Ia menghabiskan waktu sekitar 2 - 3 tahun di negeri Singa untuk

bekerja sebagai pembantu di sebuah rumah makan, sambil juga berusaha

dengan jalan menjadi pedagang perantara valuta asing (dolar) bagi

para pedagang Indonesia yang datang ke sana. Saat terjadinya

pemberontakan komunis di Indonesia tahun 1927, ia pulang ke tanah

air, dan kembali mencoba berbisnis dalam bidang hasil pertanian di

Sumatera Selatan, yang antara lain meliputi kopi, rotan dan karet.



Ghany sangat idealis dan pemberani. Ia tidak takut untuk bersaing

dengan pedagang-pedagang Cina yang menguasai jaringan perdagangan di

bidang itu. Untuk memenangkan persaingan, tidak tanggung-tanggung ia

membayar lebih dahulu harga hasil bumi yang masih dalam masa tanam,

kepada para petani. Ia tidak mau kehilangan kesempatan untuk

memenuhi permintaan para kliennya, para eksportir.



Namun apa mau dikata. Musim hujan yang berkepanjangan menghancurkan

segalanya, mulai dari persawahan petani yang tidak bisa lagi di

panen, sampai harapan Ghany yang melihat dengan sayu betapa para

petani itu tidak mampu memenuhi kewajiban untuk memasok hasil

pertanian yang telah ia bayar di muka. Maka, lagi-lagi bangkrutlah

ia.



Demikianlah perjuangan tokoh wirausaha ini berlanjut terus di bawah

tekanan penderitaan bertubi-tubi. Ia konsisten dengan pendiriannya

untuk selalu berada di jalur wirausaha, meski kenyataan pahit selalu

membayangi. Tekanan datang dari pemerintah Belanda, yang antara lain

telah memberlakukan peraturan pajak diskriminatif, di mana para

pengusaha pribumi harus membayar jauh lebih besar dibanding kewajiban

yang dikenai pada para pengusaha Belanda. Di samping itu, tekanan

juga datang dari persaingannya dengan jaringan usaha kaum pedagang

keturunan, yang dengan perkumpulan-perkumpulannya tidak segan untuk

melancarkan strategi doping (menjatuhkan harga). Dengan doping

tersebut, banyak perusahaan-perusahaan pribumi yang harus gulung

tikar, dan kendali harga sepenuhnya dipegang kembali oleh kaum

pedagang keturunan.



Tahun 1939, Ghany beserta dua rekan masing-masing Ayub Rais dan

Dasaad, mendirikan sebuah perusahaan yang dinamakan Malaya Import.

Perusahaan ini bergerak dalam bidang penjualan tekstil, yang diimpor

dari Jepang.



Tahun 1940, satu lagi perusahaannya didirikan, kali ini bernama Firma

Kiagoos Brothers bersama-sama Dasaad. Perusahaan tersebut juga

berkiprah dalam penjualan tekstil. Sebuah pabrik tekstil milik

Belanda yang dibeli di Bangil, menjadi tumpuan harapan mereka untuk

meraih sukses.

==*==

TUGAS YANG DIKERJAKAN.
[A] Menurut teks tentang perjalanan usaha Ghany, apa nama perusahaan yang ia dirikan pada tahun 1939 bersama Ayub Rais dan Dasaad?
[B] Sambung teks tentang perjalanan usaha Ghany, dimulai tepat setelah kalimat terakhirnya.

INFORMASI YANG DIBERIKAN.
==*==

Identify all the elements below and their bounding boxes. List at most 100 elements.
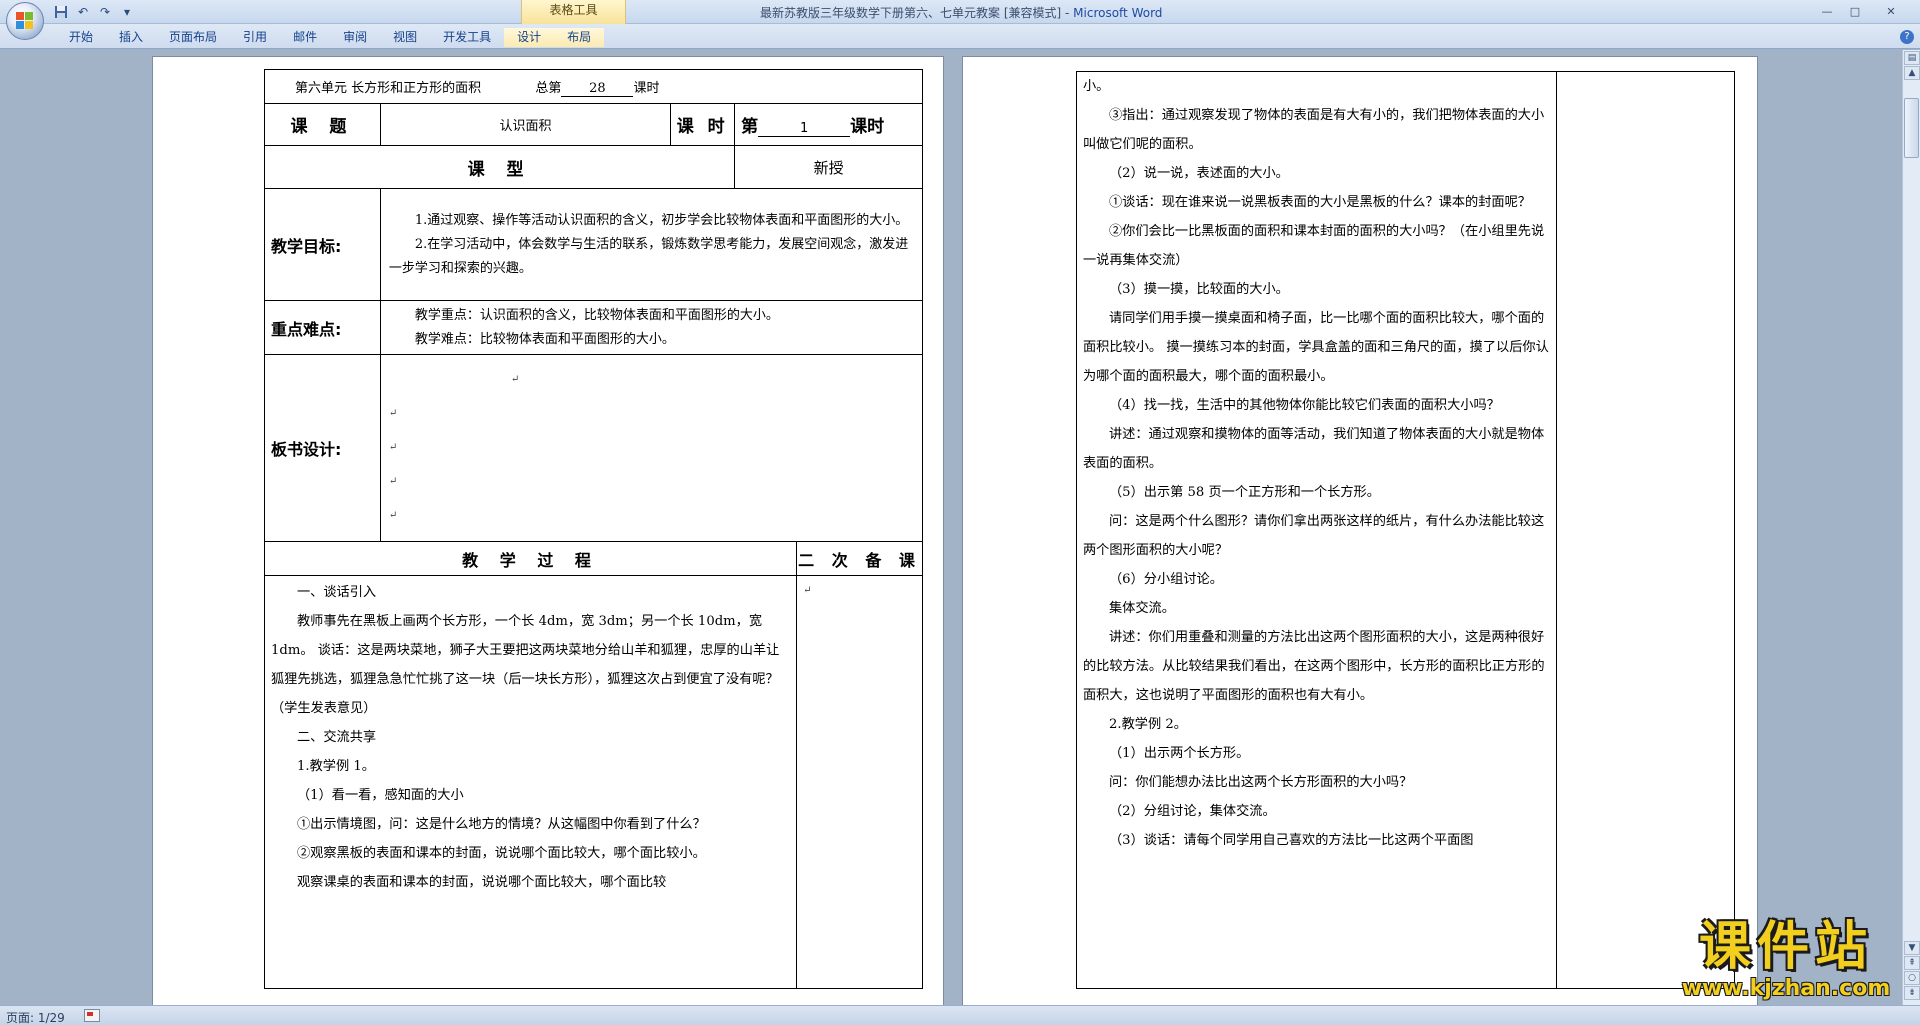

==*==

JAWABAN TIAP TUGAS.
[A] Malaya Import.

[B]
Akan tetapi, baru saja perusahaan ini mau tinggal landas, tentara

pendudukan Jepang datang, dan merampas habis semua komoditas yang

mereka miliki. Dan sekali lagi, buyarlah harapan Ghany untuk dapat

mencapai cita-citanya yang tinggi di dunia usaha. Meski begitu,

Ghany tidak pernah berputus asa. Dengan sisa-sisa sumber daya yang

masih dimiliki, ia melanjutkan usahanya dengan berdagang produk-

produk pertanian seperti kopi dan teh. Di tahun 1943, ia bahkan

masih bisa mendirikan sebuah badan usaha lagi, yang diberi nama

Masayu Trading Company. Nama Masayu berasal dari nama isterinya,

Masayu Zaleha.



Masayu Trading Coy berkantor di Bandung, tepatnya di Jalan Tamblong.

Pada awalnya perusahaan ini menunjukkan perkembangan yang sangat

baik, sehingga kantornya selalu diliputi oleh kesibukan setiap hari.



Sementara itu, setelah Jepang menyerah kepada pihak Sekutu, timbul

gerakan-gerakan memperjuangkan kemerdekaan Indonesia. Sebagai putra

bangsa, biar bagaimana, Ghany mendukung perjuangan kaum pemuda dalam

usaha merebut kemerdekaan. Oleh karena itu, di kantornya yang luas,

ia menampung kegiatan-kegiatan Kantor Berita "Antara" yang berfungsi

sebagai corong perjuangan, serta mengakomodasikan pula kegiatan-

kegiatan kaum pemuda untuk siap berperang melawan tentara Belanda

yang membonceng tentara Sekutu. Pada akhirnya, kegiatan ini tercium

oleh tentara Inggeris, sehingga dalam suatu penggerebekan yang

dilakukan tentara Gurkha, kantor Masayu Trading Coy rusak berantakan,

semua komoditas pertaniannya juga habis hancur luluh atau dirampas.

Kejadian yang merupakan bagian dari peristiwa Bandung Lautan Api itu,

menyebabkan Ghany bangkrut sekali lagi.



Setelah itu, sehubungan dengan situasi negeri yang memanas dan tidak

menentu akibat meletusnys perang kemerdekaan, Ghany mau tidak mau

juga ikut terdampar ke sana ke mari. Mula-mula ia mengungsi ke

Tasikmalaya. Di kota ini, naluri bisnisnya membuat ia menjalankan

usaha di bidang kerajinan tangan khas daerah Jawa Barat seperti

payung geulis, anyaman bambu dan lain-lain.



Pengungsiannya berlanjut ke kota Yogyakarta, karena situasi perang

yang semakin gawat. Di kota gudeg, lagi-lagi ia menjalankan bisnis,

kali ini dalam bidang penjualan arang. Yang menarik adalah, usahanya

pada waktu itu, sama sekali tidak bermodalkan uang. Uang menjadi

langka pada masa perang. Oleh sebab itu, modalnya hanyalah

kepercayaan. Ia mengambil arang dari kota Purworejo, untuk kemudian

diangkut dengan kereta api ke Yogya, dan dijual di sana. Baru

setelah laku, ia bayar hutangnya kepada pemilik barang.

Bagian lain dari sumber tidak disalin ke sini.